#### What to work on
Restate the records that follow word for word; no pictures should appear.

#### Extracted records
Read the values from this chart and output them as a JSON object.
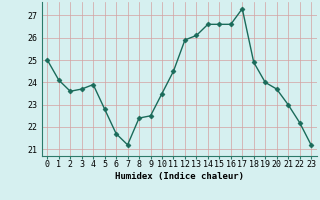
{
  "x": [
    0,
    1,
    2,
    3,
    4,
    5,
    6,
    7,
    8,
    9,
    10,
    11,
    12,
    13,
    14,
    15,
    16,
    17,
    18,
    19,
    20,
    21,
    22,
    23
  ],
  "y": [
    25.0,
    24.1,
    23.6,
    23.7,
    23.9,
    22.8,
    21.7,
    21.2,
    22.4,
    22.5,
    23.5,
    24.5,
    25.9,
    26.1,
    26.6,
    26.6,
    26.6,
    27.3,
    24.9,
    24.0,
    23.7,
    23.0,
    22.2,
    21.2
  ],
  "line_color": "#1a6b5a",
  "marker": "D",
  "marker_size": 2.5,
  "bg_color": "#d6f0f0",
  "grid_color": "#b8d8d8",
  "xlabel": "Humidex (Indice chaleur)",
  "ylim": [
    20.7,
    27.6
  ],
  "xlim": [
    -0.5,
    23.5
  ],
  "yticks": [
    21,
    22,
    23,
    24,
    25,
    26,
    27
  ],
  "xticks": [
    0,
    1,
    2,
    3,
    4,
    5,
    6,
    7,
    8,
    9,
    10,
    11,
    12,
    13,
    14,
    15,
    16,
    17,
    18,
    19,
    20,
    21,
    22,
    23
  ],
  "xlabel_fontsize": 6.5,
  "tick_fontsize": 6.0,
  "line_width": 1.0,
  "spine_color": "#2d7a6a"
}
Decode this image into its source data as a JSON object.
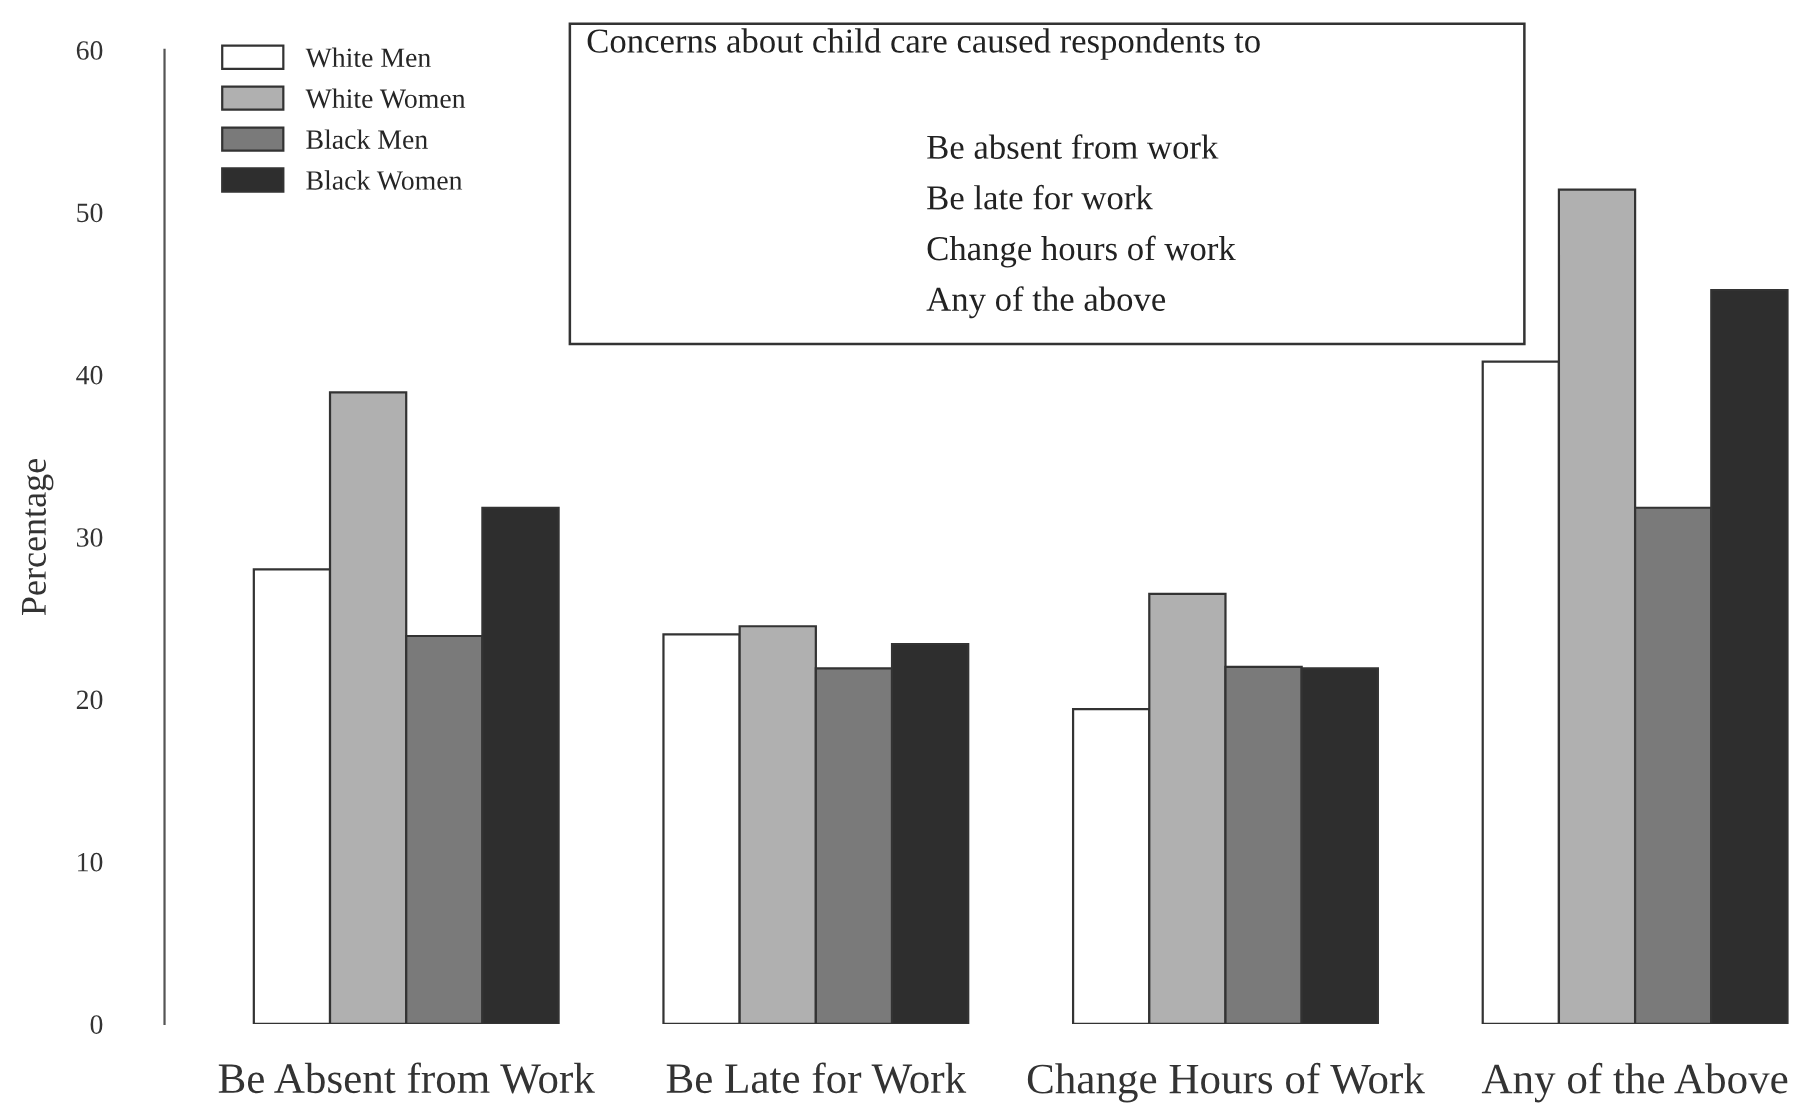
{
  "chart_data": {
    "type": "bar",
    "ylabel": "Percentage",
    "categories": [
      "Be Absent from Work",
      "Be Late for Work",
      "Change Hours of Work",
      "Any of the Above"
    ],
    "series": [
      {
        "name": "White Men",
        "color": "#ffffff",
        "values": [
          28.0,
          24.0,
          19.4,
          40.8
        ]
      },
      {
        "name": "White Women",
        "color": "#b0b0b0",
        "values": [
          38.9,
          24.5,
          26.5,
          51.4
        ]
      },
      {
        "name": "Black Men",
        "color": "#7a7a7a",
        "values": [
          23.9,
          21.9,
          22.0,
          31.8
        ]
      },
      {
        "name": "Black Women",
        "color": "#2e2e2e",
        "values": [
          31.8,
          23.4,
          21.9,
          45.2
        ]
      }
    ],
    "ylim": [
      0,
      60
    ],
    "yticks": [
      0,
      10,
      20,
      30,
      40,
      50,
      60
    ],
    "grid": false,
    "legend": "top left",
    "annotations": [
      "Concerns about child care caused respondents to",
      "Be absent from work",
      "Be late for work",
      "Change hours of work",
      "Any of the above"
    ]
  }
}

#### Task answer
Read the values from this chart and output them as a JSON object.
{
  "x": [
    0,
    1,
    2,
    3,
    4,
    5,
    6,
    7,
    8,
    9,
    10,
    11,
    12,
    13,
    14,
    15,
    16,
    17,
    18,
    19,
    20,
    21,
    22,
    23
  ],
  "y": [
    25.0,
    24.1,
    23.6,
    23.7,
    23.9,
    22.8,
    21.7,
    21.2,
    22.4,
    22.5,
    23.5,
    24.5,
    25.9,
    26.1,
    26.6,
    26.6,
    26.6,
    27.3,
    24.9,
    24.0,
    23.7,
    23.0,
    22.2,
    21.2
  ],
  "line_color": "#1a6b5a",
  "marker": "D",
  "marker_size": 2.5,
  "bg_color": "#d6f0f0",
  "grid_color": "#b8d8d8",
  "xlabel": "Humidex (Indice chaleur)",
  "ylim": [
    20.7,
    27.6
  ],
  "xlim": [
    -0.5,
    23.5
  ],
  "yticks": [
    21,
    22,
    23,
    24,
    25,
    26,
    27
  ],
  "xticks": [
    0,
    1,
    2,
    3,
    4,
    5,
    6,
    7,
    8,
    9,
    10,
    11,
    12,
    13,
    14,
    15,
    16,
    17,
    18,
    19,
    20,
    21,
    22,
    23
  ],
  "xlabel_fontsize": 6.5,
  "tick_fontsize": 6.0,
  "line_width": 1.0,
  "spine_color": "#2d7a6a"
}
Decode this image into its source data as a JSON object.
{
  "chart_data": {
    "type": "bar",
    "ylabel": "Percentage",
    "categories": [
      "Be Absent from Work",
      "Be Late for Work",
      "Change Hours of Work",
      "Any of the Above"
    ],
    "series": [
      {
        "name": "White Men",
        "color": "#ffffff",
        "values": [
          28.0,
          24.0,
          19.4,
          40.8
        ]
      },
      {
        "name": "White Women",
        "color": "#b0b0b0",
        "values": [
          38.9,
          24.5,
          26.5,
          51.4
        ]
      },
      {
        "name": "Black Men",
        "color": "#7a7a7a",
        "values": [
          23.9,
          21.9,
          22.0,
          31.8
        ]
      },
      {
        "name": "Black Women",
        "color": "#2e2e2e",
        "values": [
          31.8,
          23.4,
          21.9,
          45.2
        ]
      }
    ],
    "ylim": [
      0,
      60
    ],
    "yticks": [
      0,
      10,
      20,
      30,
      40,
      50,
      60
    ],
    "grid": false,
    "legend": "top left",
    "annotations": [
      "Concerns about child care caused respondents to",
      "Be absent from work",
      "Be late for work",
      "Change hours of work",
      "Any of the above"
    ]
  }
}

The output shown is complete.